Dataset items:
================================

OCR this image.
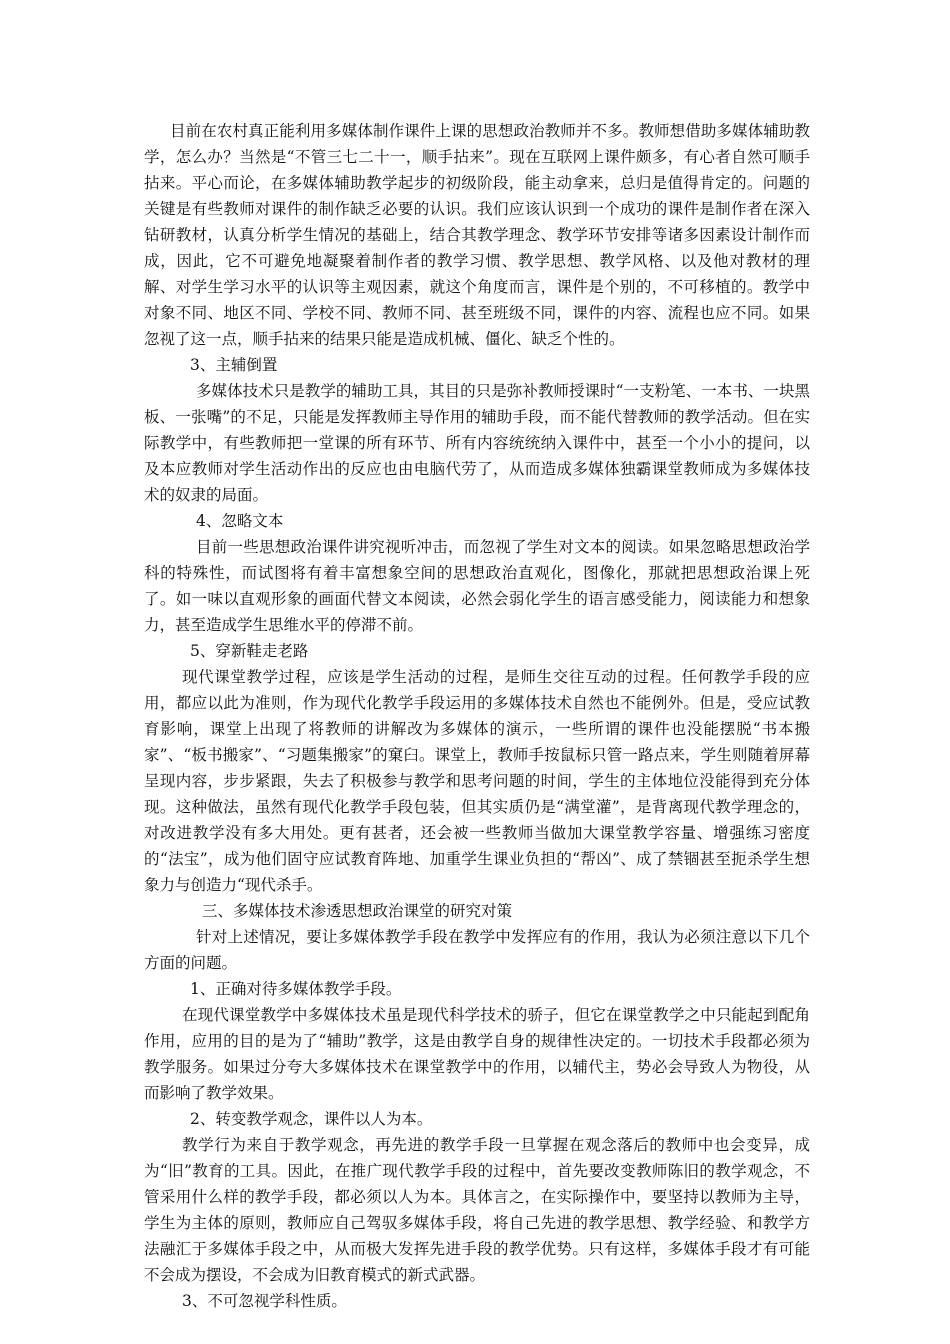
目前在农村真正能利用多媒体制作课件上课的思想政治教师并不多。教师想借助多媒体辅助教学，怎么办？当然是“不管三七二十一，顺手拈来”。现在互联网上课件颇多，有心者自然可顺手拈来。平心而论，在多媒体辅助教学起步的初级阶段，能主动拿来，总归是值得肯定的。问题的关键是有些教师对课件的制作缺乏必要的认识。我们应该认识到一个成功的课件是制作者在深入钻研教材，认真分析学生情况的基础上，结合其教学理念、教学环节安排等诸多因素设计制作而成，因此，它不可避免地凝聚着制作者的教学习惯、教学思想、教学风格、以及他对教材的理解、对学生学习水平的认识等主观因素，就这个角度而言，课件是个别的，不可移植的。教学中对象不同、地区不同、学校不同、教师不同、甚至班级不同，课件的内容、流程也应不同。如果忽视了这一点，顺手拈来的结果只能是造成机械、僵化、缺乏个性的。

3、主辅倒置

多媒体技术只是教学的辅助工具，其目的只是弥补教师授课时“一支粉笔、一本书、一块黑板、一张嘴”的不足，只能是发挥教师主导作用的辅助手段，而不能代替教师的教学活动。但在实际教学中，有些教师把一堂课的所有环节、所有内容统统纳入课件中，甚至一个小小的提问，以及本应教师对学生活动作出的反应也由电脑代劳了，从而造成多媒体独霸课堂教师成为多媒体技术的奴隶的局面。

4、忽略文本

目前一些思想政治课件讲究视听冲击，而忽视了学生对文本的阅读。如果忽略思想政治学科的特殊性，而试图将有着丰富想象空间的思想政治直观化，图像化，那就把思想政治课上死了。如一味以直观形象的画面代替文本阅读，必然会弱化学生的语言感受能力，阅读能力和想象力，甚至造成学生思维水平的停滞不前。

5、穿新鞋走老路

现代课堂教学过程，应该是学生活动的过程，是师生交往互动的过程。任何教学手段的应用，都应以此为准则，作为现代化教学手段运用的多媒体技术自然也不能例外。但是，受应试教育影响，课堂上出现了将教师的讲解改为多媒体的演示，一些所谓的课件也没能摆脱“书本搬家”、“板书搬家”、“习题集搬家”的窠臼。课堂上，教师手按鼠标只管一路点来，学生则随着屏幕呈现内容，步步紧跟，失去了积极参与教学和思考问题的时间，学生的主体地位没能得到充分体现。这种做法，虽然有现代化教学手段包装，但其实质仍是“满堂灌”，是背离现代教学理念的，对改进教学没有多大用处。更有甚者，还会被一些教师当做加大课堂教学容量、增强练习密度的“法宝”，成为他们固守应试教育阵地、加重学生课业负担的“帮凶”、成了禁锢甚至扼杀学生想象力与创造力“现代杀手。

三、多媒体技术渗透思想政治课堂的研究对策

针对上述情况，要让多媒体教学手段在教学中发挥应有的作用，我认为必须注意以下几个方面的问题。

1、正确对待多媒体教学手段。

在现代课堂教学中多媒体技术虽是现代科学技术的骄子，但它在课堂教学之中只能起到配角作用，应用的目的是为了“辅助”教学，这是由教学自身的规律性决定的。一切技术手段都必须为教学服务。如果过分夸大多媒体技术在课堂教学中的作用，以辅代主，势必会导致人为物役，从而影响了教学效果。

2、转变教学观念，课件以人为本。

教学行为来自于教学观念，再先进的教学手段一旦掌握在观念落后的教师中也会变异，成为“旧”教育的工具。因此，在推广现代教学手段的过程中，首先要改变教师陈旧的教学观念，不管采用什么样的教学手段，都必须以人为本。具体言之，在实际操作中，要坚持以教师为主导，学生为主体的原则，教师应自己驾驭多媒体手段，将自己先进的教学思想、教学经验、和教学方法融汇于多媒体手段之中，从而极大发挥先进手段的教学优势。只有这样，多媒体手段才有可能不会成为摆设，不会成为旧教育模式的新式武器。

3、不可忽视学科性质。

================================

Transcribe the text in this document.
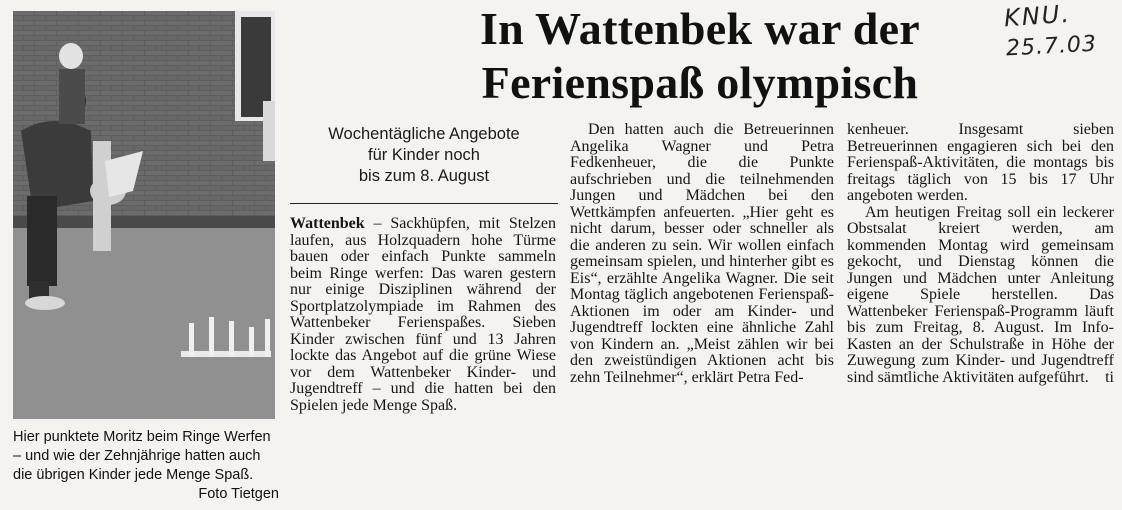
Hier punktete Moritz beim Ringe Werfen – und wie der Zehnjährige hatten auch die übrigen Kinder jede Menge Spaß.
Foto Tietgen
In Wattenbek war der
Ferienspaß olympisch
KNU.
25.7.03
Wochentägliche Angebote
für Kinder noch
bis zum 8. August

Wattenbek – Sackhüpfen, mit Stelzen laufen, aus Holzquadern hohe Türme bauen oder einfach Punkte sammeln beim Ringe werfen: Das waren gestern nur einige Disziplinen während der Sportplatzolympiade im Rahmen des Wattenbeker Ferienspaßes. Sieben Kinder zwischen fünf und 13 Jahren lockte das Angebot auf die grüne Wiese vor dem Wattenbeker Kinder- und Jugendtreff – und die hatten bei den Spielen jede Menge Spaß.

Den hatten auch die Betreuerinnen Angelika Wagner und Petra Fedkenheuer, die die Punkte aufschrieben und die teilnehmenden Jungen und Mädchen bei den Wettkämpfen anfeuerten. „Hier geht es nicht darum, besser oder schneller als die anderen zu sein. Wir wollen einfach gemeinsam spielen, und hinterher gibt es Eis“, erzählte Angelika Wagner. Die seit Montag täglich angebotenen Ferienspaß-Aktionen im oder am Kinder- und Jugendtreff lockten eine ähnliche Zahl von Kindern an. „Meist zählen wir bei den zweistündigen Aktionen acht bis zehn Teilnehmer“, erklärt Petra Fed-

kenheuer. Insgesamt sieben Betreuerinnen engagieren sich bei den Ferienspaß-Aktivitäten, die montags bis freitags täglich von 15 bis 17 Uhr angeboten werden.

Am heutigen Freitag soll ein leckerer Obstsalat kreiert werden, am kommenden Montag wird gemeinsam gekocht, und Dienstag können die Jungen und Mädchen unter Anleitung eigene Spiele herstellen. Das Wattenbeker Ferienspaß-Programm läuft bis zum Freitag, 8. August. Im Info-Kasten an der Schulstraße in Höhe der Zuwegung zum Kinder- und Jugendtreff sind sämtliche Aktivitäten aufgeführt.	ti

================================

> What you need to do
Scan the records for the string "jede". Copy each line in which it appears.

> Written solution
Hier punktete Moritz beim Ringe Werfen – und wie der Zehnjährige hatten auch die übrigen Kinder jede Menge Spaß.
Wattenbek – Sackhüpfen, mit Stelzen laufen, aus Holzquadern hohe Türme bauen oder einfach Punkte sammeln beim Ringe werfen: Das waren gestern nur einige Disziplinen während der Sportplatzolympiade im Rahmen des Wattenbeker Ferienspaßes. Sieben Kinder zwischen fünf und 13 Jahren lockte das Angebot auf die grüne Wiese vor dem Wattenbeker Kinder- und Jugendtreff – und die hatten bei den Spielen jede Menge Spaß.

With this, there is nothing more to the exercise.